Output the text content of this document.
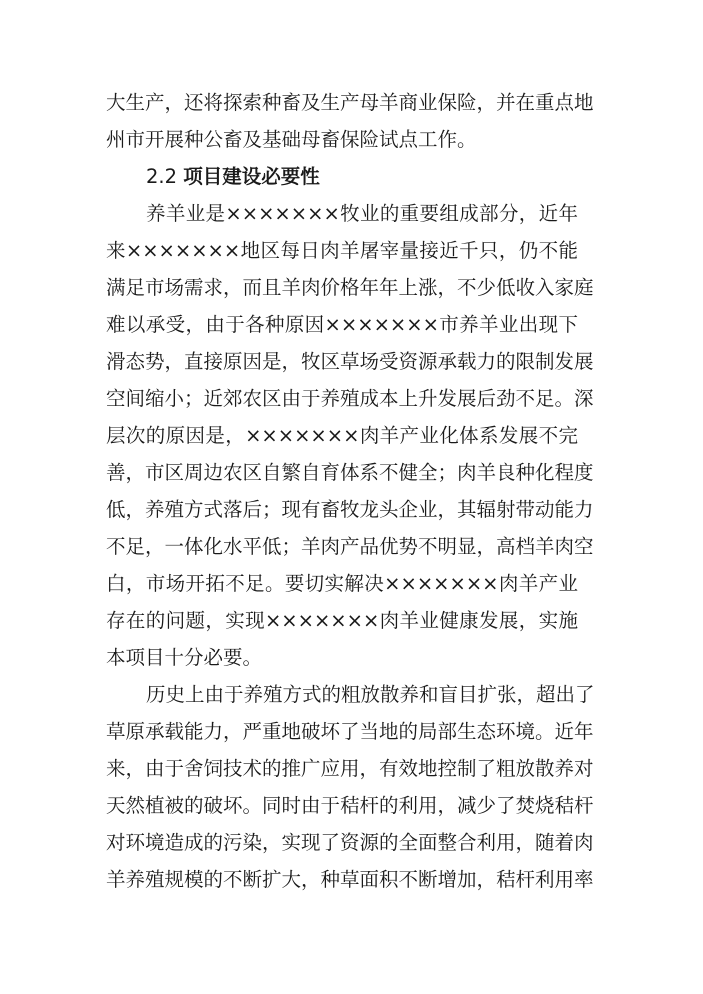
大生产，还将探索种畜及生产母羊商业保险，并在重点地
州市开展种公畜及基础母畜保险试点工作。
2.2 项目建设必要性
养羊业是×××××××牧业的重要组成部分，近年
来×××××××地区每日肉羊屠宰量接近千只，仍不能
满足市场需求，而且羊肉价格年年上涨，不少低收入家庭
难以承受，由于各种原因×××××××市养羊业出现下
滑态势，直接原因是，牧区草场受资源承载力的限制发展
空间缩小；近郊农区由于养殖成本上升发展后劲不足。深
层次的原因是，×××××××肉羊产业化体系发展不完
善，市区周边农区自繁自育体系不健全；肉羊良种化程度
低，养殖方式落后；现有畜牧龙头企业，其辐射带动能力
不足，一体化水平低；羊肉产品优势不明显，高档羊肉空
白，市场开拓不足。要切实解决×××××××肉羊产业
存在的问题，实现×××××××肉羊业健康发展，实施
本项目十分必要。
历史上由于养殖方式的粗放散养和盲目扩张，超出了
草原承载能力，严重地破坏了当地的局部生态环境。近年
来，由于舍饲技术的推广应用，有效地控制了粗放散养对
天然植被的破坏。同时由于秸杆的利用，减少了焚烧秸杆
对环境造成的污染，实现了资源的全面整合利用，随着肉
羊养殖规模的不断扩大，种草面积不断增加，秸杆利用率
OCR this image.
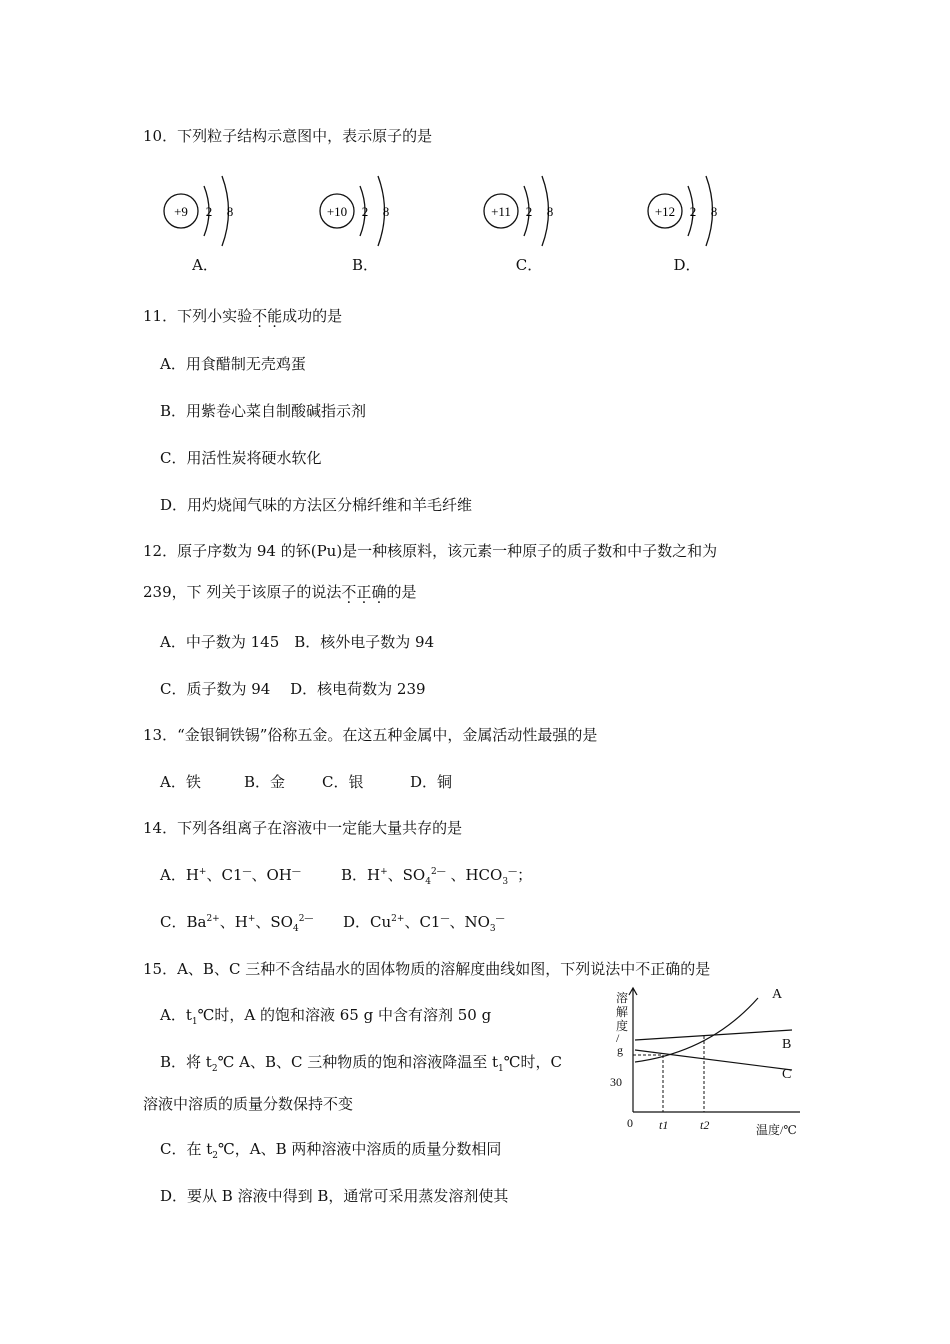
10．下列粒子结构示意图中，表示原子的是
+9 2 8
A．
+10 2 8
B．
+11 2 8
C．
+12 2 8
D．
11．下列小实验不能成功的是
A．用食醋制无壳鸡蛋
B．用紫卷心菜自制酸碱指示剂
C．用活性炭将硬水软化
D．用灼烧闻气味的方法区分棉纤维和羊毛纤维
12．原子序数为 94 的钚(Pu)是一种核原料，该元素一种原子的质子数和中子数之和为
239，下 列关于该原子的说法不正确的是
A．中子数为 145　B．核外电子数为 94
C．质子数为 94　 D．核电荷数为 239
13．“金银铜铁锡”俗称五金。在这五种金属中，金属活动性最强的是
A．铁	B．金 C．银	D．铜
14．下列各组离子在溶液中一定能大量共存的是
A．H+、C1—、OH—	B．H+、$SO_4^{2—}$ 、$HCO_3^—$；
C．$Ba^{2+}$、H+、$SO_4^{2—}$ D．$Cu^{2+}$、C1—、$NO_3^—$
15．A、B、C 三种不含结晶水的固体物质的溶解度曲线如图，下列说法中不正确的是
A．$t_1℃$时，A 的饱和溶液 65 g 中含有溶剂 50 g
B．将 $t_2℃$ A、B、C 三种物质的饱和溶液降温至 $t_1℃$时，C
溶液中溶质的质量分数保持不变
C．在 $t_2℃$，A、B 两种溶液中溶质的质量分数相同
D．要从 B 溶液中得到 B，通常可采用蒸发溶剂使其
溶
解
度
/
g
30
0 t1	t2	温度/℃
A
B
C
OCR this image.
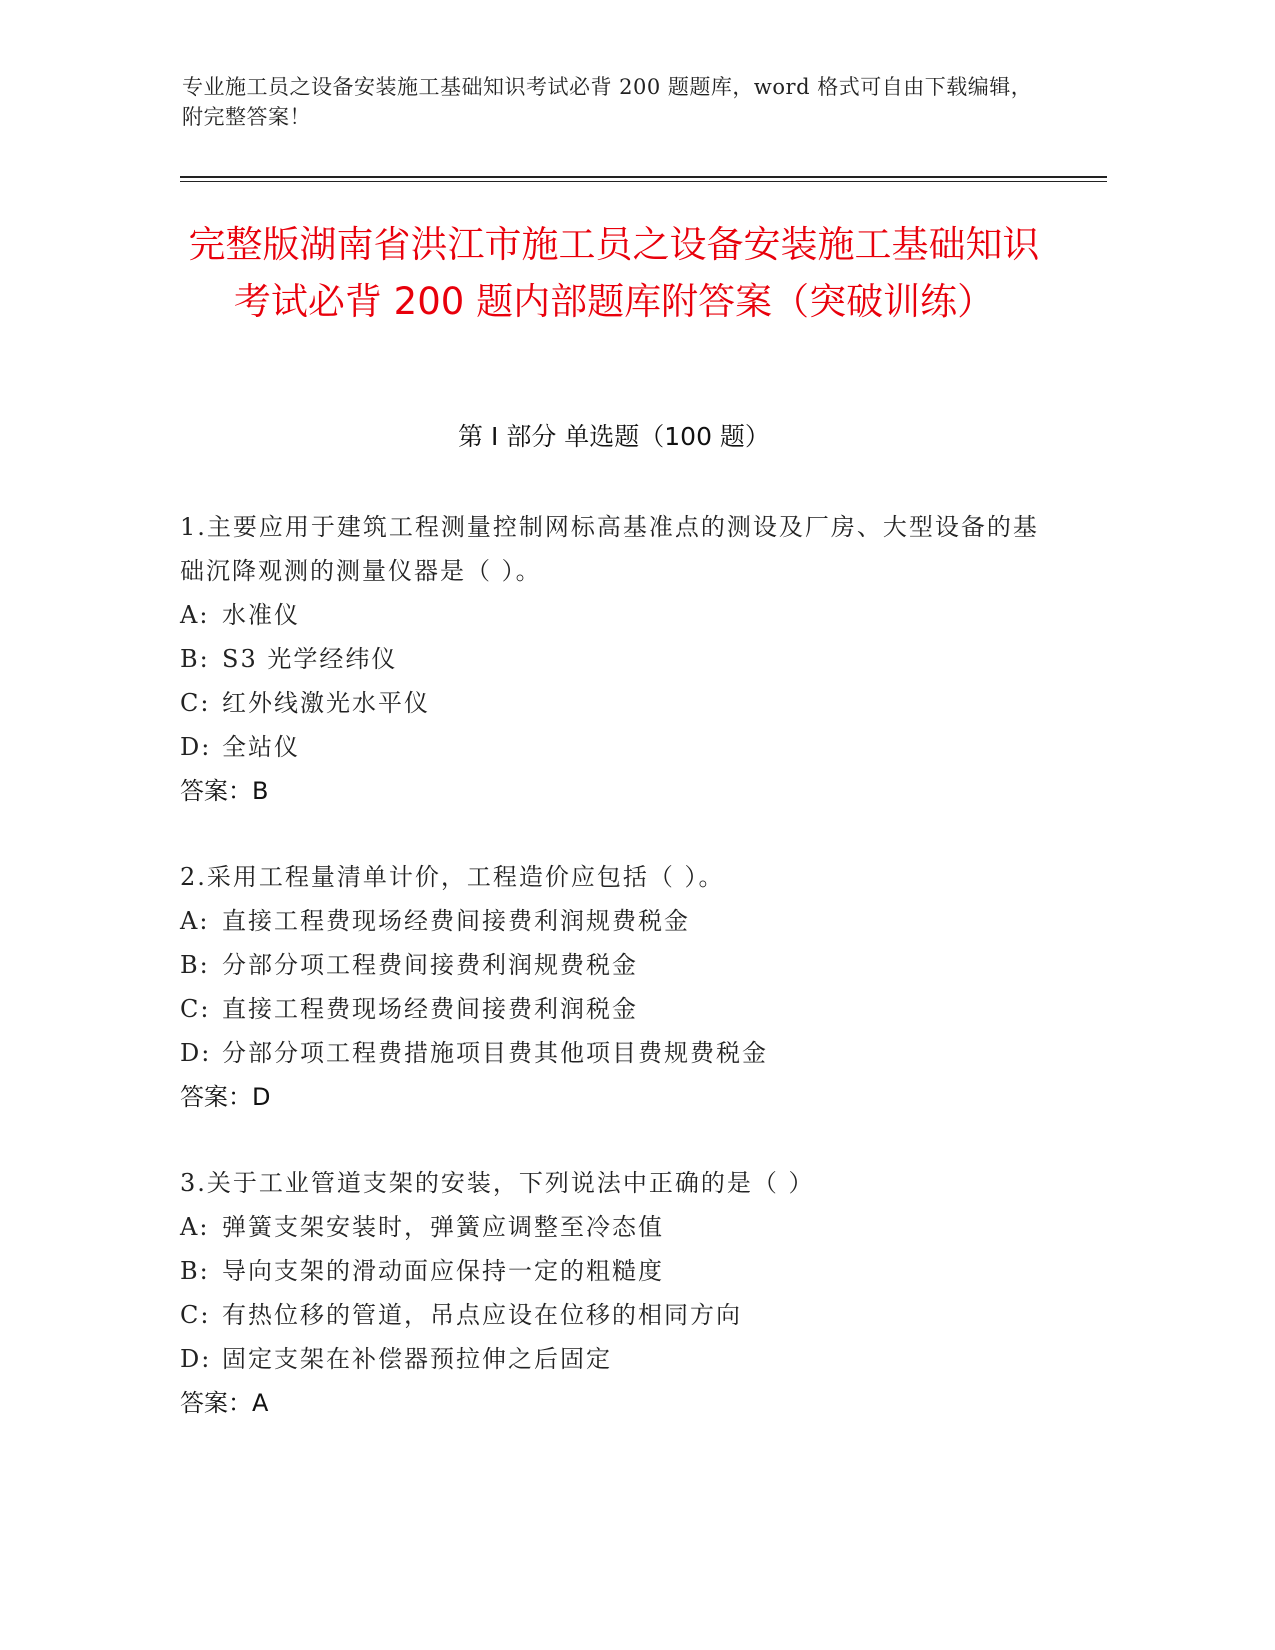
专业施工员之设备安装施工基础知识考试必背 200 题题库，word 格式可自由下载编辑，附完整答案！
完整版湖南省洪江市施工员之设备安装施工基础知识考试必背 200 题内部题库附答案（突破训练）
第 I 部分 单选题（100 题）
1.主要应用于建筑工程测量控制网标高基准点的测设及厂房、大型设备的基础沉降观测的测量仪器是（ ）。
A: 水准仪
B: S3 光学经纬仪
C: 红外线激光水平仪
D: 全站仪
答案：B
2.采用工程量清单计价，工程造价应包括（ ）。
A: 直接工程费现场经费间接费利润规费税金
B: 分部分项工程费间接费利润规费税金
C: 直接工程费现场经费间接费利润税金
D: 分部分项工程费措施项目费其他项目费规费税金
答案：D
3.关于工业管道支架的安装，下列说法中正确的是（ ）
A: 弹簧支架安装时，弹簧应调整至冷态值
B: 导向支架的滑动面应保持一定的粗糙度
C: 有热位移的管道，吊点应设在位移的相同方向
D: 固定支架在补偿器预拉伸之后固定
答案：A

### Directions
Make an exact copy of the data above, pictures excluded.

### Exercise response
Output the text content of this document.
大生产，还将探索种畜及生产母羊商业保险，并在重点地
州市开展种公畜及基础母畜保险试点工作。
2.2 项目建设必要性
养羊业是×××××××牧业的重要组成部分，近年
来×××××××地区每日肉羊屠宰量接近千只，仍不能
满足市场需求，而且羊肉价格年年上涨，不少低收入家庭
难以承受，由于各种原因×××××××市养羊业出现下
滑态势，直接原因是，牧区草场受资源承载力的限制发展
空间缩小；近郊农区由于养殖成本上升发展后劲不足。深
层次的原因是，×××××××肉羊产业化体系发展不完
善，市区周边农区自繁自育体系不健全；肉羊良种化程度
低，养殖方式落后；现有畜牧龙头企业，其辐射带动能力
不足，一体化水平低；羊肉产品优势不明显，高档羊肉空
白，市场开拓不足。要切实解决×××××××肉羊产业
存在的问题，实现×××××××肉羊业健康发展，实施
本项目十分必要。
历史上由于养殖方式的粗放散养和盲目扩张，超出了
草原承载能力，严重地破坏了当地的局部生态环境。近年
来，由于舍饲技术的推广应用，有效地控制了粗放散养对
天然植被的破坏。同时由于秸杆的利用，减少了焚烧秸杆
对环境造成的污染，实现了资源的全面整合利用，随着肉
羊养殖规模的不断扩大，种草面积不断增加，秸杆利用率
OCR this image.
10．下列粒子结构示意图中，表示原子的是
+9 2 8
A．
+10 2 8
B．
+11 2 8
C．
+12 2 8
D．
11．下列小实验不能成功的是
A．用食醋制无壳鸡蛋
B．用紫卷心菜自制酸碱指示剂
C．用活性炭将硬水软化
D．用灼烧闻气味的方法区分棉纤维和羊毛纤维
12．原子序数为 94 的钚(Pu)是一种核原料，该元素一种原子的质子数和中子数之和为
239，下 列关于该原子的说法不正确的是
A．中子数为 145　B．核外电子数为 94
C．质子数为 94　 D．核电荷数为 239
13．“金银铜铁锡”俗称五金。在这五种金属中，金属活动性最强的是
A．铁	B．金 C．银	D．铜
14．下列各组离子在溶液中一定能大量共存的是
A．H+、C1—、OH—	B．H+、$SO_4^{2—}$ 、$HCO_3^—$；
C．$Ba^{2+}$、H+、$SO_4^{2—}$ D．$Cu^{2+}$、C1—、$NO_3^—$
15．A、B、C 三种不含结晶水的固体物质的溶解度曲线如图，下列说法中不正确的是
A．$t_1℃$时，A 的饱和溶液 65 g 中含有溶剂 50 g
B．将 $t_2℃$ A、B、C 三种物质的饱和溶液降温至 $t_1℃$时，C
溶液中溶质的质量分数保持不变
C．在 $t_2℃$，A、B 两种溶液中溶质的质量分数相同
D．要从 B 溶液中得到 B，通常可采用蒸发溶剂使其
溶
解
度
/
g
30
0 t1	t2	温度/℃
A
B
C
OCR this image.
专业施工员之设备安装施工基础知识考试必背 200 题题库，word 格式可自由下载编辑，附完整答案！
完整版湖南省洪江市施工员之设备安装施工基础知识考试必背 200 题内部题库附答案（突破训练）
第 I 部分 单选题（100 题）
1.主要应用于建筑工程测量控制网标高基准点的测设及厂房、大型设备的基础沉降观测的测量仪器是（ ）。
A: 水准仪
B: S3 光学经纬仪
C: 红外线激光水平仪
D: 全站仪
答案：B
2.采用工程量清单计价，工程造价应包括（ ）。
A: 直接工程费现场经费间接费利润规费税金
B: 分部分项工程费间接费利润规费税金
C: 直接工程费现场经费间接费利润税金
D: 分部分项工程费措施项目费其他项目费规费税金
答案：D
3.关于工业管道支架的安装，下列说法中正确的是（ ）
A: 弹簧支架安装时，弹簧应调整至冷态值
B: 导向支架的滑动面应保持一定的粗糙度
C: 有热位移的管道，吊点应设在位移的相同方向
D: 固定支架在补偿器预拉伸之后固定
答案：A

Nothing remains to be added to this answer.